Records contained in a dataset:
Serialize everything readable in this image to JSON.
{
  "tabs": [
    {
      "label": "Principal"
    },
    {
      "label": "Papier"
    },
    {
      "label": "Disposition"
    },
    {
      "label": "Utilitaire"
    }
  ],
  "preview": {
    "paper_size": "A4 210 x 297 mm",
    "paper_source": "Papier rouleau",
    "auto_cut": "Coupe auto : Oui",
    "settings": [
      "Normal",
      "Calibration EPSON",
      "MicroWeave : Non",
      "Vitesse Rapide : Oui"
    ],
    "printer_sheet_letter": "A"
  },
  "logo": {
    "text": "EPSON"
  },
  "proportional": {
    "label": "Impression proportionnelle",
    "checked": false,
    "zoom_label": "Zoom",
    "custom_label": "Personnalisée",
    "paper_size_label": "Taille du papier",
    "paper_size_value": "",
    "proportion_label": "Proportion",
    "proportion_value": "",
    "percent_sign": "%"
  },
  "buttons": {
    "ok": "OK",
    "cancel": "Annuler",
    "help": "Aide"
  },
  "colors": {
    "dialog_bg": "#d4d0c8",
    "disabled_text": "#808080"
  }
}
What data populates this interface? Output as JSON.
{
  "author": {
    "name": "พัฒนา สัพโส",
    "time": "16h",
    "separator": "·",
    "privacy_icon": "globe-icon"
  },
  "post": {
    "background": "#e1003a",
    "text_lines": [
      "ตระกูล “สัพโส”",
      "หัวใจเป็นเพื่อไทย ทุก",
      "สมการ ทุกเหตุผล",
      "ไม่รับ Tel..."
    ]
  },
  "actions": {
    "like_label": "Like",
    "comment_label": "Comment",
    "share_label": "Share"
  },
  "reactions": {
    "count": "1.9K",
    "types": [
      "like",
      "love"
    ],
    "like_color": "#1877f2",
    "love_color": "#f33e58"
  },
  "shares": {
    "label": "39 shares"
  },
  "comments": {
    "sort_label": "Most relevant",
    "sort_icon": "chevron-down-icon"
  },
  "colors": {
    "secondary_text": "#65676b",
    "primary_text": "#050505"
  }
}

#### WORK TO DO:
Quote all of the entries exactly as they appear.

#### SOLUTION TO THIS EXERCISE:
Serialize everything readable in this image to JSON.
{
  "tabs": [
    {
      "label": "Principal"
    },
    {
      "label": "Papier"
    },
    {
      "label": "Disposition"
    },
    {
      "label": "Utilitaire"
    }
  ],
  "preview": {
    "paper_size": "A4 210 x 297 mm",
    "paper_source": "Papier rouleau",
    "auto_cut": "Coupe auto : Oui",
    "settings": [
      "Normal",
      "Calibration EPSON",
      "MicroWeave : Non",
      "Vitesse Rapide : Oui"
    ],
    "printer_sheet_letter": "A"
  },
  "logo": {
    "text": "EPSON"
  },
  "proportional": {
    "label": "Impression proportionnelle",
    "checked": false,
    "zoom_label": "Zoom",
    "custom_label": "Personnalisée",
    "paper_size_label": "Taille du papier",
    "paper_size_value": "",
    "proportion_label": "Proportion",
    "proportion_value": "",
    "percent_sign": "%"
  },
  "buttons": {
    "ok": "OK",
    "cancel": "Annuler",
    "help": "Aide"
  },
  "colors": {
    "dialog_bg": "#d4d0c8",
    "disabled_text": "#808080"
  }
}
What data populates this interface? Output as JSON.
{
  "author": {
    "name": "พัฒนา สัพโส",
    "time": "16h",
    "separator": "·",
    "privacy_icon": "globe-icon"
  },
  "post": {
    "background": "#e1003a",
    "text_lines": [
      "ตระกูล “สัพโส”",
      "หัวใจเป็นเพื่อไทย ทุก",
      "สมการ ทุกเหตุผล",
      "ไม่รับ Tel..."
    ]
  },
  "actions": {
    "like_label": "Like",
    "comment_label": "Comment",
    "share_label": "Share"
  },
  "reactions": {
    "count": "1.9K",
    "types": [
      "like",
      "love"
    ],
    "like_color": "#1877f2",
    "love_color": "#f33e58"
  },
  "shares": {
    "label": "39 shares"
  },
  "comments": {
    "sort_label": "Most relevant",
    "sort_icon": "chevron-down-icon"
  },
  "colors": {
    "secondary_text": "#65676b",
    "primary_text": "#050505"
  }
}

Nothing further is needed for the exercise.